PROVIDED DATA.
════════════════

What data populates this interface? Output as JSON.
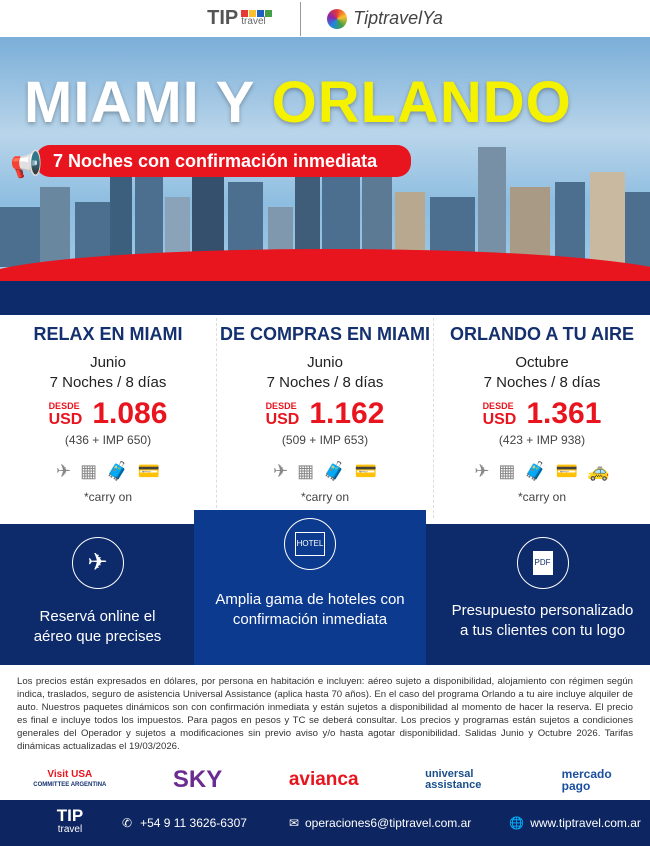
{
  "header": {
    "logo_tip": "TIP",
    "logo_tip_sub": "travel",
    "logo_ya": "TiptravelYa"
  },
  "hero": {
    "title_white": "MIAMI Y",
    "title_yellow": "ORLANDO",
    "banner": "7 Noches con confirmación inmediata"
  },
  "packages": [
    {
      "name": "RELAX EN MIAMI",
      "month": "Junio",
      "duration": "7 Noches / 8 días",
      "desde": "DESDE",
      "currency": "USD",
      "price": "1.086",
      "breakdown": "(436 + IMP 650)",
      "icons": [
        "plane-icon",
        "hotel-icon",
        "luggage-icon",
        "insurance-card-icon"
      ],
      "note": "*carry on"
    },
    {
      "name": "DE COMPRAS EN MIAMI",
      "month": "Junio",
      "duration": "7 Noches / 8 días",
      "desde": "DESDE",
      "currency": "USD",
      "price": "1.162",
      "breakdown": "(509 + IMP 653)",
      "icons": [
        "plane-icon",
        "hotel-icon",
        "luggage-icon",
        "insurance-card-icon"
      ],
      "note": "*carry on"
    },
    {
      "name": "ORLANDO A TU AIRE",
      "month": "Octubre",
      "duration": "7 Noches / 8 días",
      "desde": "DESDE",
      "currency": "USD",
      "price": "1.361",
      "breakdown": "(423 + IMP 938)",
      "icons": [
        "plane-icon",
        "hotel-icon",
        "luggage-icon",
        "insurance-card-icon",
        "car-icon"
      ],
      "note": "*carry on"
    }
  ],
  "features": [
    {
      "icon": "plane-icon",
      "text": "Reservá online el aéreo que precises"
    },
    {
      "icon": "hotel-icon",
      "badge": "HOTEL",
      "text": "Amplia gama de hoteles con confirmación inmediata"
    },
    {
      "icon": "pdf-icon",
      "badge": "PDF",
      "text": "Presupuesto personalizado a tus clientes con tu logo"
    }
  ],
  "disclaimer": "Los precios están expresados en dólares, por persona en habitación e incluyen: aéreo sujeto a disponibilidad, alojamiento con régimen según indica, traslados, seguro de asistencia Universal Assistance (aplica hasta 70 años). En el caso del programa Orlando a tu aire incluye alquiler de auto. Nuestros paquetes dinámicos son con confirmación inmediata y están sujetos a disponibilidad al momento de hacer la reserva. El precio es final e incluye todos los impuestos. Para pagos en pesos y TC se deberá consultar. Los precios y programas están sujetos a condiciones generales del Operador y sujetos a modificaciones sin previo aviso y/o hasta agotar disponibilidad. Salidas Junio y Octubre 2026. Tarifas dinámicas actualizadas el 19/03/2026.",
  "sponsors": {
    "visit_usa": "Visit USA",
    "visit_usa_sub": "COMMITTEE ARGENTINA",
    "sky": "SKY",
    "avianca": "avianca",
    "universal": "universal assistance",
    "mercado": "mercado pago"
  },
  "footer": {
    "logo": "TIP",
    "logo_sub": "travel",
    "phone": "+54 9 11 3626-6307",
    "email": "operaciones6@tiptravel.com.ar",
    "web": "www.tiptravel.com.ar"
  },
  "colors": {
    "navy": "#0d2a6b",
    "red": "#e8141e",
    "yellow": "#f5f200"
  }
}
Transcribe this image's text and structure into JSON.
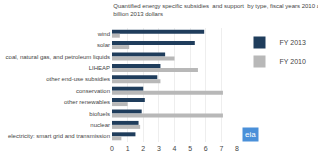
{
  "chart_data": {
    "type": "bar",
    "orientation": "horizontal",
    "title": "Quantified energy specific subsidies  and support  by type, fiscal years 2010 and 2013",
    "subtitle": "billion 2013 dollars",
    "categories": [
      "wind",
      "solar",
      "coal, natural gas, and petroleum liquids",
      "LIHEAP",
      "other end-use subsidies",
      "conservation",
      "other renewables",
      "biofuels",
      "nuclear",
      "electricity: smart grid and transmission"
    ],
    "series": [
      {
        "name": "FY 2013",
        "color": "#1f3d5c",
        "values": [
          5.9,
          5.3,
          3.4,
          3.1,
          2.9,
          2.0,
          2.1,
          1.9,
          1.7,
          1.5
        ]
      },
      {
        "name": "FY 2010",
        "color": "#b8b8b8",
        "values": [
          0.5,
          1.1,
          4.0,
          5.5,
          3.1,
          7.1,
          1.0,
          7.1,
          1.8,
          0.6
        ]
      }
    ],
    "xlim": [
      0,
      8
    ],
    "xticks": [
      0,
      1,
      2,
      3,
      4,
      5,
      6,
      7,
      8
    ],
    "grid": true,
    "legend": "upper right",
    "annotations": [
      "eia"
    ]
  }
}
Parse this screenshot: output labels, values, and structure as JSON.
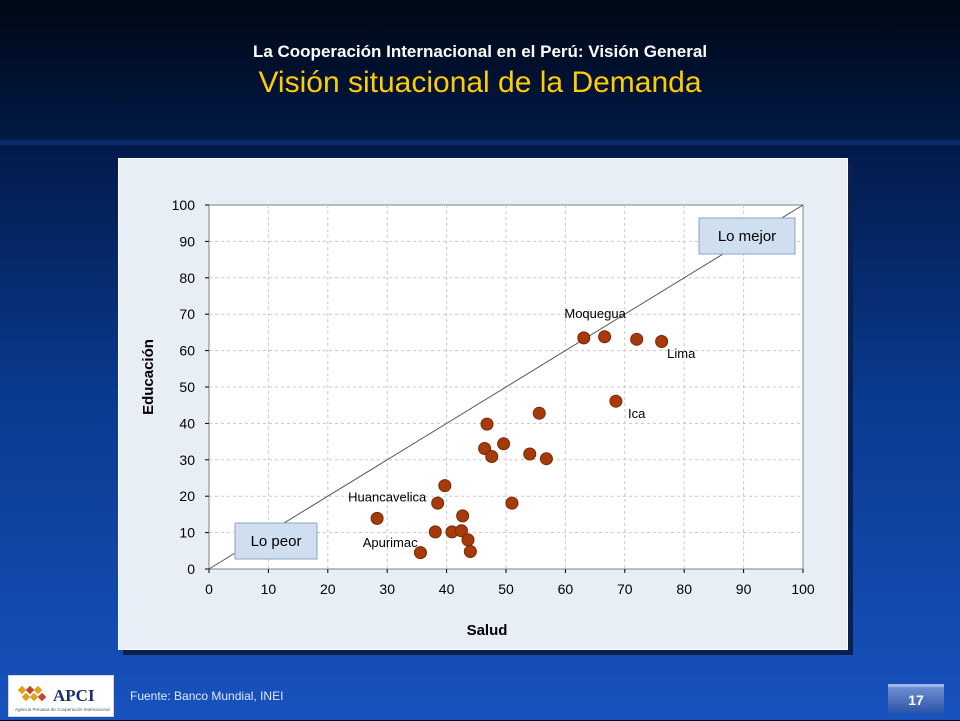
{
  "header": {
    "subtitle": "La Cooperación Internacional en el Perú: Visión General",
    "title": "Visión situacional de la Demanda"
  },
  "footer": {
    "source": "Fuente: Banco Mundial, INEI",
    "page_number": "17",
    "logo_name": "APCI",
    "logo_tagline": "Agencia Peruana de Cooperación Internacional"
  },
  "colors": {
    "title": "#ffcc00",
    "point": "#a63a0a",
    "point_stroke": "#7a2604",
    "label_box": "#cfdff0"
  },
  "chart_data": {
    "type": "scatter",
    "xlabel": "Salud",
    "ylabel": "Educación",
    "xlim": [
      0,
      100
    ],
    "ylim": [
      0,
      100
    ],
    "xticks": [
      0,
      10,
      20,
      30,
      40,
      50,
      60,
      70,
      80,
      90,
      100
    ],
    "yticks": [
      0,
      10,
      20,
      30,
      40,
      50,
      60,
      70,
      80,
      90,
      100
    ],
    "grid": true,
    "reference_line": {
      "from": [
        0,
        0
      ],
      "to": [
        100,
        100
      ]
    },
    "region_labels": {
      "best": "Lo mejor",
      "worst": "Lo peor"
    },
    "points": [
      {
        "x": 28.3,
        "y": 13.9
      },
      {
        "x": 35.6,
        "y": 4.5
      },
      {
        "x": 38.1,
        "y": 10.2
      },
      {
        "x": 38.5,
        "y": 18.1
      },
      {
        "x": 39.7,
        "y": 22.9
      },
      {
        "x": 40.9,
        "y": 10.2
      },
      {
        "x": 42.5,
        "y": 10.5
      },
      {
        "x": 42.7,
        "y": 14.6
      },
      {
        "x": 43.6,
        "y": 8.0
      },
      {
        "x": 44.0,
        "y": 4.8
      },
      {
        "x": 46.4,
        "y": 33.1
      },
      {
        "x": 46.8,
        "y": 39.8
      },
      {
        "x": 47.6,
        "y": 30.9
      },
      {
        "x": 49.6,
        "y": 34.4
      },
      {
        "x": 51.0,
        "y": 18.1
      },
      {
        "x": 54.0,
        "y": 31.6
      },
      {
        "x": 55.6,
        "y": 42.8
      },
      {
        "x": 56.8,
        "y": 30.3
      },
      {
        "x": 63.1,
        "y": 63.5
      },
      {
        "x": 66.6,
        "y": 63.8
      },
      {
        "x": 68.5,
        "y": 46.1
      },
      {
        "x": 72.0,
        "y": 63.1
      },
      {
        "x": 76.2,
        "y": 62.5
      }
    ],
    "annotations": [
      {
        "text": "Moquegua",
        "x": 65.0,
        "y": 69.0
      },
      {
        "text": "Lima",
        "x": 79.5,
        "y": 58.0
      },
      {
        "text": "Ica",
        "x": 72.0,
        "y": 41.5
      },
      {
        "text": "Huancavelica",
        "x": 30.0,
        "y": 18.5
      },
      {
        "text": "Apurimac",
        "x": 30.5,
        "y": 6.0
      }
    ]
  }
}
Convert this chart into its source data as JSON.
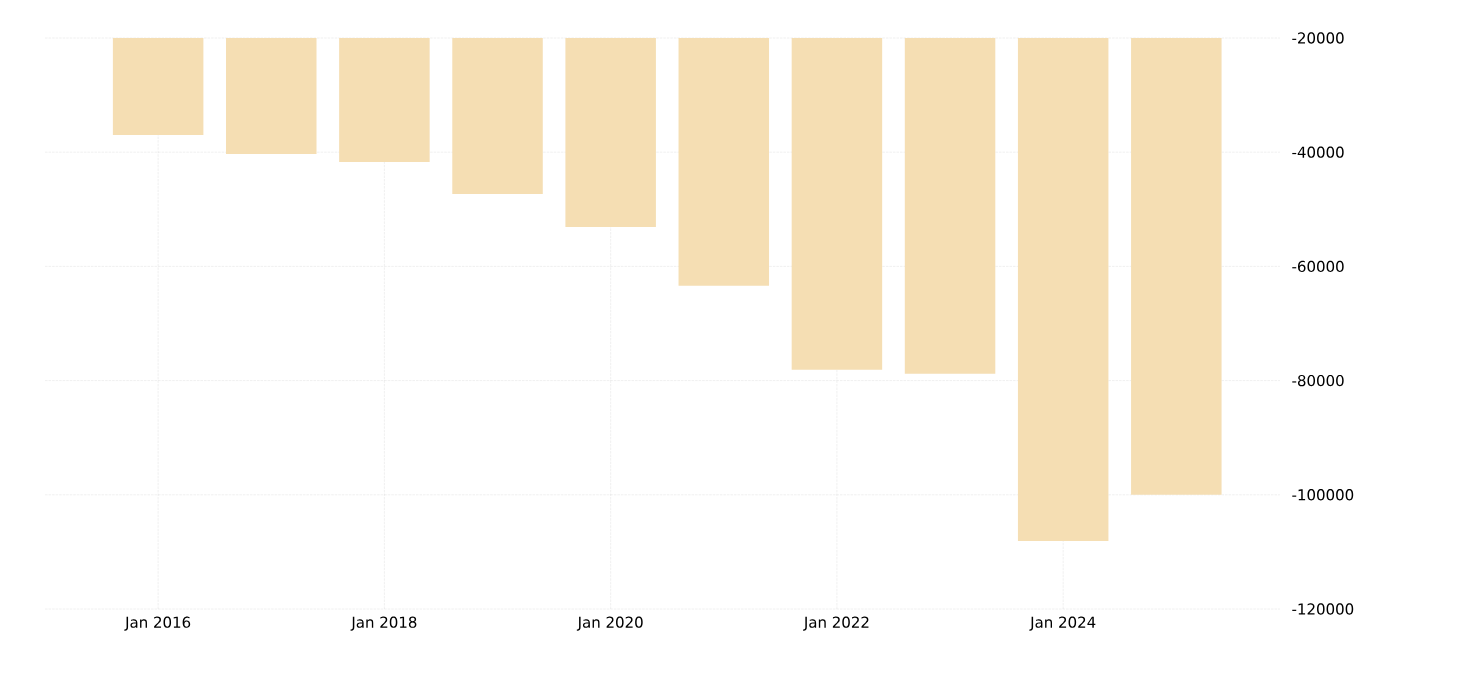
{
  "chart_data": {
    "type": "bar",
    "x": [
      "2016-01",
      "2017-01",
      "2018-01",
      "2019-01",
      "2020-01",
      "2021-01",
      "2022-01",
      "2023-01",
      "2024-01",
      "2025-01"
    ],
    "values": [
      -37000,
      -40300,
      -41700,
      -47300,
      -53100,
      -63400,
      -78100,
      -78800,
      -108100,
      -100000
    ],
    "color": "#f5deb3",
    "xlim": [
      "2015-01",
      "2025-12"
    ],
    "xticks": [
      {
        "value": "2016-01",
        "label": "Jan 2016"
      },
      {
        "value": "2018-01",
        "label": "Jan 2018"
      },
      {
        "value": "2020-01",
        "label": "Jan 2020"
      },
      {
        "value": "2022-01",
        "label": "Jan 2022"
      },
      {
        "value": "2024-01",
        "label": "Jan 2024"
      }
    ],
    "ylim": [
      -120000,
      -20000
    ],
    "yticks": [
      -120000,
      -100000,
      -80000,
      -60000,
      -40000,
      -20000
    ],
    "grid": true
  }
}
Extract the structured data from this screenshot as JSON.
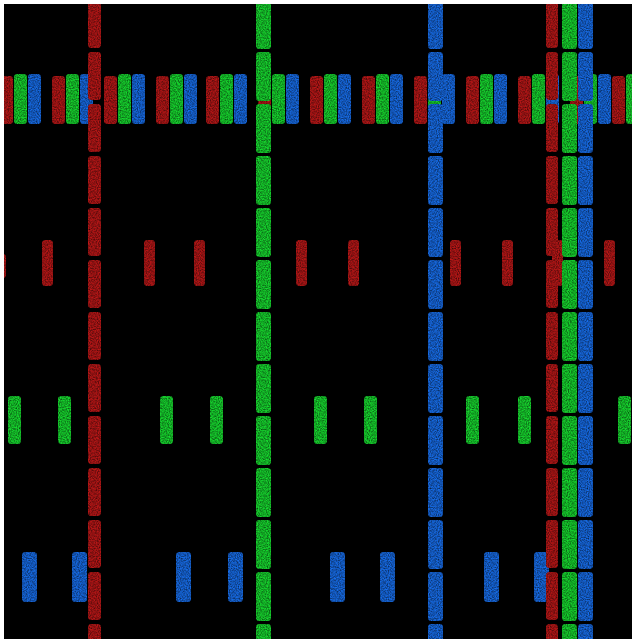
{
  "image": {
    "subject": "subpixel-pattern-photo",
    "background_color": "#000000",
    "frame_color": "#ffffff",
    "channels": {
      "red": "#c01818",
      "green": "#18e030",
      "blue": "#1870f0"
    }
  }
}
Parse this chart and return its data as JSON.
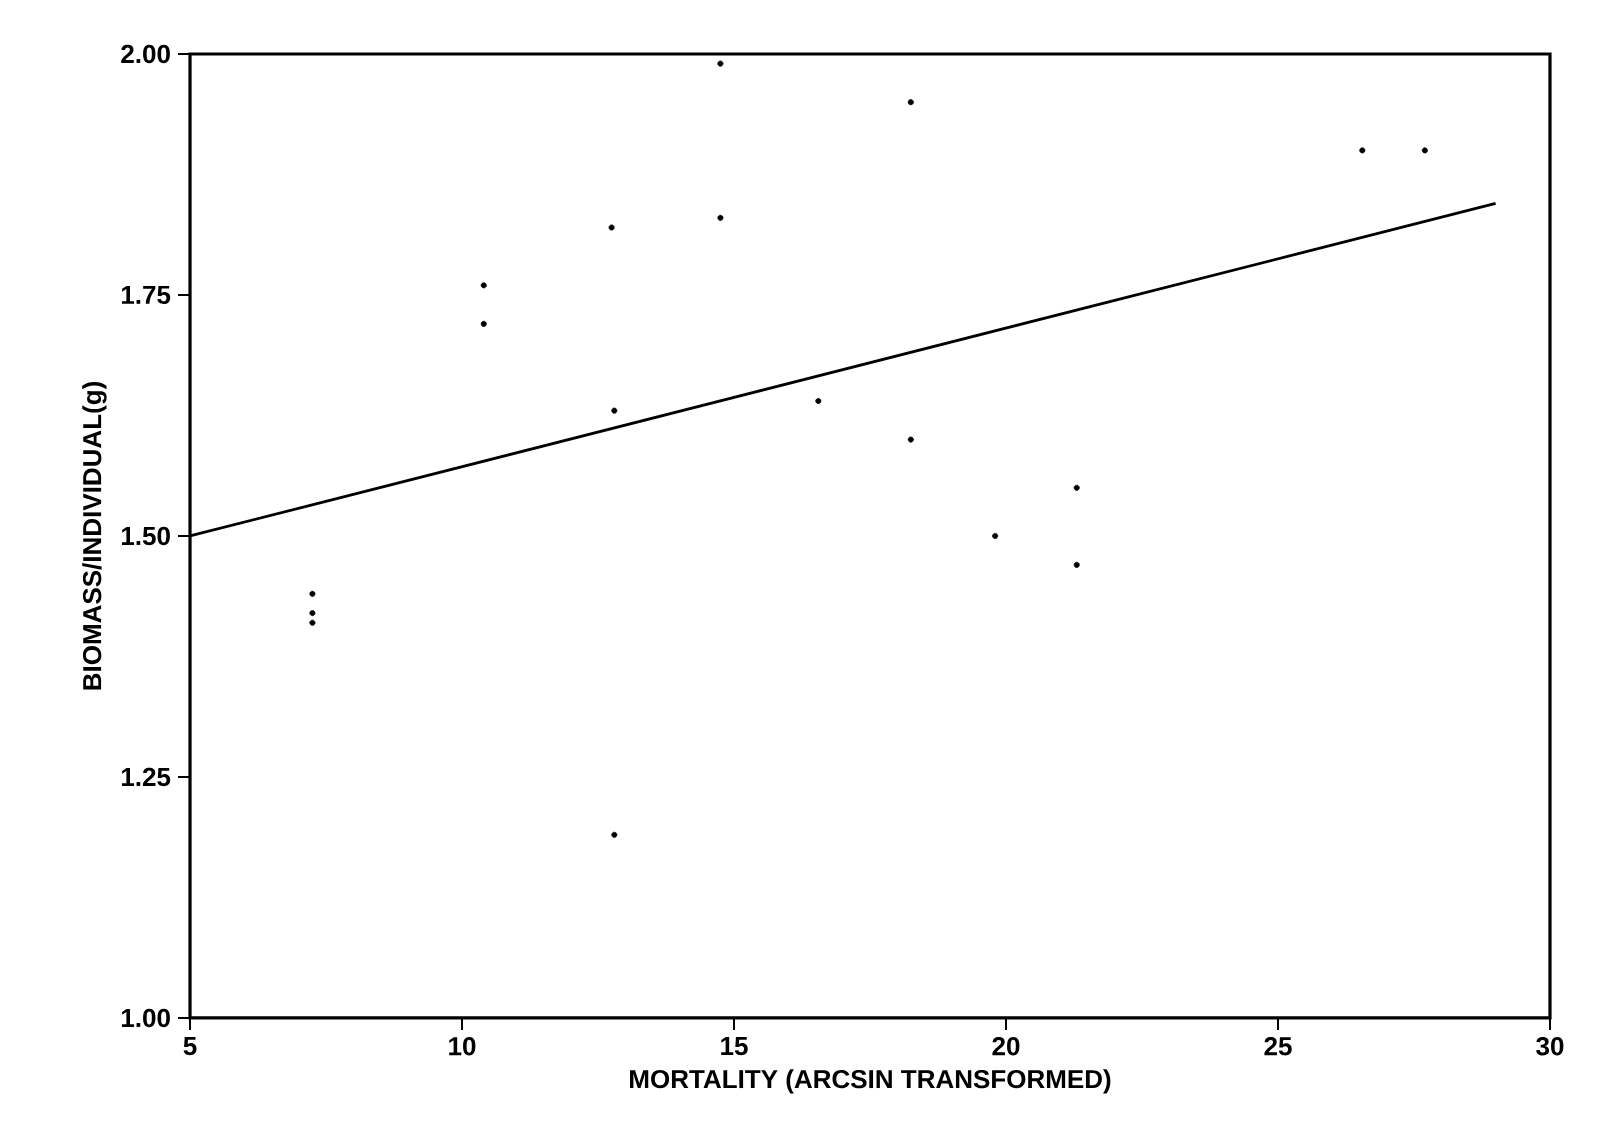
{
  "chart_data": {
    "type": "scatter",
    "xlabel": "MORTALITY (ARCSIN TRANSFORMED)",
    "ylabel": "BIOMASS/INDIVIDUAL(g)",
    "series": [
      {
        "color": "#000000",
        "marker": "circle",
        "x": [
          14.75,
          12.75,
          14.75,
          10.4,
          10.4,
          12.8,
          16.55,
          7.25,
          7.25,
          7.25,
          12.8,
          18.25,
          26.55,
          27.7,
          18.25,
          21.3,
          19.8,
          21.3
        ],
        "values": [
          1.99,
          1.82,
          1.83,
          1.76,
          1.72,
          1.63,
          1.64,
          1.44,
          1.42,
          1.41,
          1.19,
          1.95,
          1.9,
          1.9,
          1.6,
          1.55,
          1.5,
          1.47
        ]
      },
      {
        "type": "line",
        "color": "#000000",
        "marker": "none",
        "x": [
          5,
          29
        ],
        "values": [
          1.5,
          1.845
        ]
      }
    ],
    "xlim": [
      5,
      30
    ],
    "ylim": [
      1,
      2
    ],
    "xticks": [
      5,
      10,
      15,
      20,
      25,
      30
    ],
    "yticks": [
      {
        "value": 1,
        "label": "1.00"
      },
      {
        "value": 1.25,
        "label": "1.25"
      },
      {
        "value": 1.5,
        "label": "1.50"
      },
      {
        "value": 1.75,
        "label": "1.75"
      },
      {
        "value": 2,
        "label": "2.00"
      }
    ],
    "grid": false
  }
}
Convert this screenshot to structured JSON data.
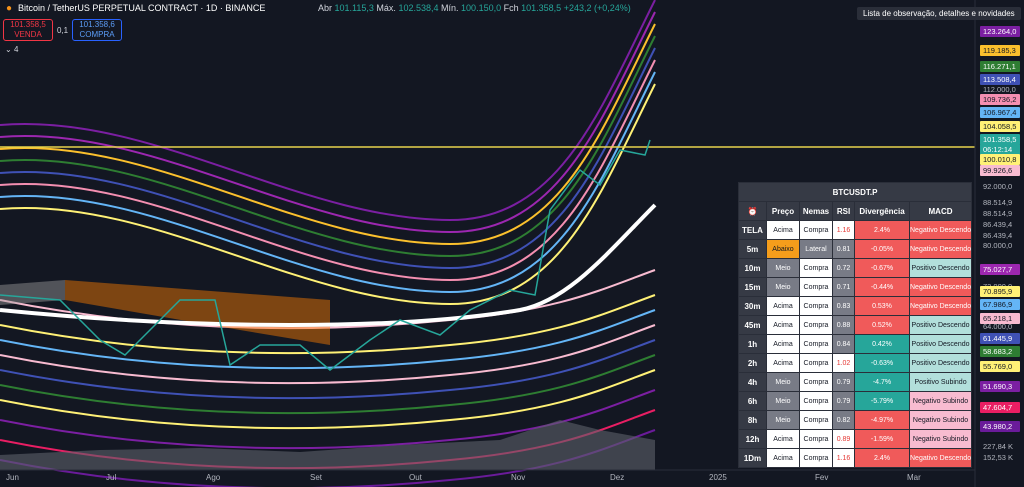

════════════════

WHAT THE TASK REQUIRES.
Working from the entries above, return all lines that contain "xlabel".

EXERCISE SOLUTION.
    "xlabel": "Salud",
    "xlabel": "MORTALITY (ARCSIN TRANSFORMED)",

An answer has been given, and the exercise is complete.